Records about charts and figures
::::::::
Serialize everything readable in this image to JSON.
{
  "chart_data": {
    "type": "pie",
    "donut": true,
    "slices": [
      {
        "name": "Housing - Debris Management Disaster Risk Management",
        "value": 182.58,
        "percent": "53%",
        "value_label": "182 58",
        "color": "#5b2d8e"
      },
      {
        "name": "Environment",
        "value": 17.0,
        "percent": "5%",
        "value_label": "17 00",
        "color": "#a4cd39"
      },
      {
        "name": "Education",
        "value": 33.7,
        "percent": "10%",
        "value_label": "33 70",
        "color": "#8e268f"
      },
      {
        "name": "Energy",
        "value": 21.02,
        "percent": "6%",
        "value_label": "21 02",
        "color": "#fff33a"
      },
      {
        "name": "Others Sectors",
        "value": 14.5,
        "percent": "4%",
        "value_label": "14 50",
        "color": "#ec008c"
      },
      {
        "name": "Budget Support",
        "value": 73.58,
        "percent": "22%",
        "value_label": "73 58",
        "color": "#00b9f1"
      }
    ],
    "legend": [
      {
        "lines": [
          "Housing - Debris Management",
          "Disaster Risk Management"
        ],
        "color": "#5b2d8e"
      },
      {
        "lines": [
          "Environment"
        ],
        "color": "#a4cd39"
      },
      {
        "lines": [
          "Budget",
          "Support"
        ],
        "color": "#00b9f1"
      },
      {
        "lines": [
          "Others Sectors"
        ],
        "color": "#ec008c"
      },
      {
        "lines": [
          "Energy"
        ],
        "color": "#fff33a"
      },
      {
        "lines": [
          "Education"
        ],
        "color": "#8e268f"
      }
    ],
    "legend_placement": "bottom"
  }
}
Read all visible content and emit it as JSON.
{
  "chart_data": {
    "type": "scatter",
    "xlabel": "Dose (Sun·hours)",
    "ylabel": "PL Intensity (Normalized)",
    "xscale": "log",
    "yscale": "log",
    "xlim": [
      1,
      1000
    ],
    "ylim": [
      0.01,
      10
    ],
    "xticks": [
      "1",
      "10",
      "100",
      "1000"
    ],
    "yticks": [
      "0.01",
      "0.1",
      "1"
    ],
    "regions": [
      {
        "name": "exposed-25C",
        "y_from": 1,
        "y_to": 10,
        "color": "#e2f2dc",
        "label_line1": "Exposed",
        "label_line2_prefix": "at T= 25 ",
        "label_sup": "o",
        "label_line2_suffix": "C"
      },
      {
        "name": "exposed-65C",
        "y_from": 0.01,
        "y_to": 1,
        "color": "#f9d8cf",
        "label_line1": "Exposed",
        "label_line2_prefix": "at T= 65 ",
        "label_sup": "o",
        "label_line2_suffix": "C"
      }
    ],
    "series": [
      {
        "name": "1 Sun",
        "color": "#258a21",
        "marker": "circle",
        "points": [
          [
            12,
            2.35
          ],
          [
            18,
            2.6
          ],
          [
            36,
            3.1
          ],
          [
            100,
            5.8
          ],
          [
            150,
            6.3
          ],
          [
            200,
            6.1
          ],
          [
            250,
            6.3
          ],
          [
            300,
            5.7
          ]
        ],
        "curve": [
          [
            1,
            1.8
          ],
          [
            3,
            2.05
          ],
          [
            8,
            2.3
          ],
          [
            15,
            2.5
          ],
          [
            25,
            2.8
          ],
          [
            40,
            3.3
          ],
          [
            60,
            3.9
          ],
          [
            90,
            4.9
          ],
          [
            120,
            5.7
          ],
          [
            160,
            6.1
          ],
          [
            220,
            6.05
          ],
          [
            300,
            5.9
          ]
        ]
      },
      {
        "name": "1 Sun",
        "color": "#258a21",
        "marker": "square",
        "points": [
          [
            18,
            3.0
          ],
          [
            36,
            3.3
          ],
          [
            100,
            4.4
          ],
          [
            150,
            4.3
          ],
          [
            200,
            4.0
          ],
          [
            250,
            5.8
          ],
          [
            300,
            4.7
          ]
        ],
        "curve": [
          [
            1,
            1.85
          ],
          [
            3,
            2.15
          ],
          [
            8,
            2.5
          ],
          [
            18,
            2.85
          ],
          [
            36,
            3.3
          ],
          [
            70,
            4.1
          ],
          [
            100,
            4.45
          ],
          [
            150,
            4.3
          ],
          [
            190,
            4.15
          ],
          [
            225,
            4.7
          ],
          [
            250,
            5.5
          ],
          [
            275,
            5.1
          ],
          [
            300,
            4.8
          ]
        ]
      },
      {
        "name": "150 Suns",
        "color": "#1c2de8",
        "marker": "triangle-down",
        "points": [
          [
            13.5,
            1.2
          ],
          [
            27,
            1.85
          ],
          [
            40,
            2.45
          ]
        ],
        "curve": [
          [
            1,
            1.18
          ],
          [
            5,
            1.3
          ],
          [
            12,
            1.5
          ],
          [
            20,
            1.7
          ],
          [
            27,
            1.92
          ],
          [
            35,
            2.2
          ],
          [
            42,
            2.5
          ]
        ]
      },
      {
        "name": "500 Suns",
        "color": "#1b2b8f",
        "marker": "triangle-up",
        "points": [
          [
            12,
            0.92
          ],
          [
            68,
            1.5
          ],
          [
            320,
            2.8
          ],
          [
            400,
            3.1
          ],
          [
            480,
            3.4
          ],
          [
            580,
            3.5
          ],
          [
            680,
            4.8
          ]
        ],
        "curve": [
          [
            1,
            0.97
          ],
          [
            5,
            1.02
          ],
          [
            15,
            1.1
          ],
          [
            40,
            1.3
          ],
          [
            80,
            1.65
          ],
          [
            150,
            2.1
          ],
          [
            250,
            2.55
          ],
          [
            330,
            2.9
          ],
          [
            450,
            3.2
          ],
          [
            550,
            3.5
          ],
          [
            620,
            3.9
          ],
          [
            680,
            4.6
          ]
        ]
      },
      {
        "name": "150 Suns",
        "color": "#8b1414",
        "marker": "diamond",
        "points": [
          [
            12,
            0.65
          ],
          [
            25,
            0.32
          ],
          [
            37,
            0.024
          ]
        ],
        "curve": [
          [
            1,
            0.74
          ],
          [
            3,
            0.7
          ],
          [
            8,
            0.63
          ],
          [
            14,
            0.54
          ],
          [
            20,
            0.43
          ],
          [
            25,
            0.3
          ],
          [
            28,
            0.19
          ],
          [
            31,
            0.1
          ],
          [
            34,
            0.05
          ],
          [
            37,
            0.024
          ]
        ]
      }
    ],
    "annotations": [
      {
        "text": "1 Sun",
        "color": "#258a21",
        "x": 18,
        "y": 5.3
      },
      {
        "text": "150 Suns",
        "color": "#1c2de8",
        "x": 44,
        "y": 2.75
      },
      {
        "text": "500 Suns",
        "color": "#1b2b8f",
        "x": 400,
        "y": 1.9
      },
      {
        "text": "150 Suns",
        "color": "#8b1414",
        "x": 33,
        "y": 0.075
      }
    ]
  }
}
::::::::
REQUIRED TASK: Transcribe every entry exactly, omitting nothing.

FULL ANSWER:
Serialize everything readable in this image to JSON.
{
  "chart_data": {
    "type": "pie",
    "donut": true,
    "slices": [
      {
        "name": "Housing - Debris Management Disaster Risk Management",
        "value": 182.58,
        "percent": "53%",
        "value_label": "182 58",
        "color": "#5b2d8e"
      },
      {
        "name": "Environment",
        "value": 17.0,
        "percent": "5%",
        "value_label": "17 00",
        "color": "#a4cd39"
      },
      {
        "name": "Education",
        "value": 33.7,
        "percent": "10%",
        "value_label": "33 70",
        "color": "#8e268f"
      },
      {
        "name": "Energy",
        "value": 21.02,
        "percent": "6%",
        "value_label": "21 02",
        "color": "#fff33a"
      },
      {
        "name": "Others Sectors",
        "value": 14.5,
        "percent": "4%",
        "value_label": "14 50",
        "color": "#ec008c"
      },
      {
        "name": "Budget Support",
        "value": 73.58,
        "percent": "22%",
        "value_label": "73 58",
        "color": "#00b9f1"
      }
    ],
    "legend": [
      {
        "lines": [
          "Housing - Debris Management",
          "Disaster Risk Management"
        ],
        "color": "#5b2d8e"
      },
      {
        "lines": [
          "Environment"
        ],
        "color": "#a4cd39"
      },
      {
        "lines": [
          "Budget",
          "Support"
        ],
        "color": "#00b9f1"
      },
      {
        "lines": [
          "Others Sectors"
        ],
        "color": "#ec008c"
      },
      {
        "lines": [
          "Energy"
        ],
        "color": "#fff33a"
      },
      {
        "lines": [
          "Education"
        ],
        "color": "#8e268f"
      }
    ],
    "legend_placement": "bottom"
  }
}
Read all visible content and emit it as JSON.
{
  "chart_data": {
    "type": "scatter",
    "xlabel": "Dose (Sun·hours)",
    "ylabel": "PL Intensity (Normalized)",
    "xscale": "log",
    "yscale": "log",
    "xlim": [
      1,
      1000
    ],
    "ylim": [
      0.01,
      10
    ],
    "xticks": [
      "1",
      "10",
      "100",
      "1000"
    ],
    "yticks": [
      "0.01",
      "0.1",
      "1"
    ],
    "regions": [
      {
        "name": "exposed-25C",
        "y_from": 1,
        "y_to": 10,
        "color": "#e2f2dc",
        "label_line1": "Exposed",
        "label_line2_prefix": "at T= 25 ",
        "label_sup": "o",
        "label_line2_suffix": "C"
      },
      {
        "name": "exposed-65C",
        "y_from": 0.01,
        "y_to": 1,
        "color": "#f9d8cf",
        "label_line1": "Exposed",
        "label_line2_prefix": "at T= 65 ",
        "label_sup": "o",
        "label_line2_suffix": "C"
      }
    ],
    "series": [
      {
        "name": "1 Sun",
        "color": "#258a21",
        "marker": "circle",
        "points": [
          [
            12,
            2.35
          ],
          [
            18,
            2.6
          ],
          [
            36,
            3.1
          ],
          [
            100,
            5.8
          ],
          [
            150,
            6.3
          ],
          [
            200,
            6.1
          ],
          [
            250,
            6.3
          ],
          [
            300,
            5.7
          ]
        ],
        "curve": [
          [
            1,
            1.8
          ],
          [
            3,
            2.05
          ],
          [
            8,
            2.3
          ],
          [
            15,
            2.5
          ],
          [
            25,
            2.8
          ],
          [
            40,
            3.3
          ],
          [
            60,
            3.9
          ],
          [
            90,
            4.9
          ],
          [
            120,
            5.7
          ],
          [
            160,
            6.1
          ],
          [
            220,
            6.05
          ],
          [
            300,
            5.9
          ]
        ]
      },
      {
        "name": "1 Sun",
        "color": "#258a21",
        "marker": "square",
        "points": [
          [
            18,
            3.0
          ],
          [
            36,
            3.3
          ],
          [
            100,
            4.4
          ],
          [
            150,
            4.3
          ],
          [
            200,
            4.0
          ],
          [
            250,
            5.8
          ],
          [
            300,
            4.7
          ]
        ],
        "curve": [
          [
            1,
            1.85
          ],
          [
            3,
            2.15
          ],
          [
            8,
            2.5
          ],
          [
            18,
            2.85
          ],
          [
            36,
            3.3
          ],
          [
            70,
            4.1
          ],
          [
            100,
            4.45
          ],
          [
            150,
            4.3
          ],
          [
            190,
            4.15
          ],
          [
            225,
            4.7
          ],
          [
            250,
            5.5
          ],
          [
            275,
            5.1
          ],
          [
            300,
            4.8
          ]
        ]
      },
      {
        "name": "150 Suns",
        "color": "#1c2de8",
        "marker": "triangle-down",
        "points": [
          [
            13.5,
            1.2
          ],
          [
            27,
            1.85
          ],
          [
            40,
            2.45
          ]
        ],
        "curve": [
          [
            1,
            1.18
          ],
          [
            5,
            1.3
          ],
          [
            12,
            1.5
          ],
          [
            20,
            1.7
          ],
          [
            27,
            1.92
          ],
          [
            35,
            2.2
          ],
          [
            42,
            2.5
          ]
        ]
      },
      {
        "name": "500 Suns",
        "color": "#1b2b8f",
        "marker": "triangle-up",
        "points": [
          [
            12,
            0.92
          ],
          [
            68,
            1.5
          ],
          [
            320,
            2.8
          ],
          [
            400,
            3.1
          ],
          [
            480,
            3.4
          ],
          [
            580,
            3.5
          ],
          [
            680,
            4.8
          ]
        ],
        "curve": [
          [
            1,
            0.97
          ],
          [
            5,
            1.02
          ],
          [
            15,
            1.1
          ],
          [
            40,
            1.3
          ],
          [
            80,
            1.65
          ],
          [
            150,
            2.1
          ],
          [
            250,
            2.55
          ],
          [
            330,
            2.9
          ],
          [
            450,
            3.2
          ],
          [
            550,
            3.5
          ],
          [
            620,
            3.9
          ],
          [
            680,
            4.6
          ]
        ]
      },
      {
        "name": "150 Suns",
        "color": "#8b1414",
        "marker": "diamond",
        "points": [
          [
            12,
            0.65
          ],
          [
            25,
            0.32
          ],
          [
            37,
            0.024
          ]
        ],
        "curve": [
          [
            1,
            0.74
          ],
          [
            3,
            0.7
          ],
          [
            8,
            0.63
          ],
          [
            14,
            0.54
          ],
          [
            20,
            0.43
          ],
          [
            25,
            0.3
          ],
          [
            28,
            0.19
          ],
          [
            31,
            0.1
          ],
          [
            34,
            0.05
          ],
          [
            37,
            0.024
          ]
        ]
      }
    ],
    "annotations": [
      {
        "text": "1 Sun",
        "color": "#258a21",
        "x": 18,
        "y": 5.3
      },
      {
        "text": "150 Suns",
        "color": "#1c2de8",
        "x": 44,
        "y": 2.75
      },
      {
        "text": "500 Suns",
        "color": "#1b2b8f",
        "x": 400,
        "y": 1.9
      },
      {
        "text": "150 Suns",
        "color": "#8b1414",
        "x": 33,
        "y": 0.075
      }
    ]
  }
}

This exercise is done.